Directions -
For the records below, tally every line that has the word "naive" and reply with the number alone.

Available data -
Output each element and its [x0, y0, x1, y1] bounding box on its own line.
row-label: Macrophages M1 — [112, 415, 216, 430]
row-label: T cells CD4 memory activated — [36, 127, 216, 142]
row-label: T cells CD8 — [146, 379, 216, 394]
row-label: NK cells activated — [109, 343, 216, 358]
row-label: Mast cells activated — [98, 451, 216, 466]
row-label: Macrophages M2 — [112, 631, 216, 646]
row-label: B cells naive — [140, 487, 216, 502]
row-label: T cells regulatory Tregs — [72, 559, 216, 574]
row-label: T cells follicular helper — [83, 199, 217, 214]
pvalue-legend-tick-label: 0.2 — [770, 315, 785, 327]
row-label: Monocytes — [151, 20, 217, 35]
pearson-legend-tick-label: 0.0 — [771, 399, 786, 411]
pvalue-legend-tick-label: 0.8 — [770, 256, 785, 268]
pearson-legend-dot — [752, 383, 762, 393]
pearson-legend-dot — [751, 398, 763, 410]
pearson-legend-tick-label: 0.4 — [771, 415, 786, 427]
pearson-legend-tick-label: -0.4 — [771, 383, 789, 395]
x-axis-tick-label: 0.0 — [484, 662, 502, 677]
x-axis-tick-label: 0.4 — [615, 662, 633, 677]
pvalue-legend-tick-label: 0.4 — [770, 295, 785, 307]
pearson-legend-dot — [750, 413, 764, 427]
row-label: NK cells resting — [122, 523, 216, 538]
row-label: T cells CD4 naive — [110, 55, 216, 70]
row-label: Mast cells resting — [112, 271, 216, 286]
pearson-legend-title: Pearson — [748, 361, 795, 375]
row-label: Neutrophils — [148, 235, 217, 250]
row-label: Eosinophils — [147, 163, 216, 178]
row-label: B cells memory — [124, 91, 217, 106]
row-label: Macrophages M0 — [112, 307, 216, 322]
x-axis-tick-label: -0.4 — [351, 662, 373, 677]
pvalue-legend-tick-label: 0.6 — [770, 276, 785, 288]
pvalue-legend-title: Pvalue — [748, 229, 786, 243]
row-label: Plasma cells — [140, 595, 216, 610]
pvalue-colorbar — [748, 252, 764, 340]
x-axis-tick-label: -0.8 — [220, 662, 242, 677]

Task solution -
2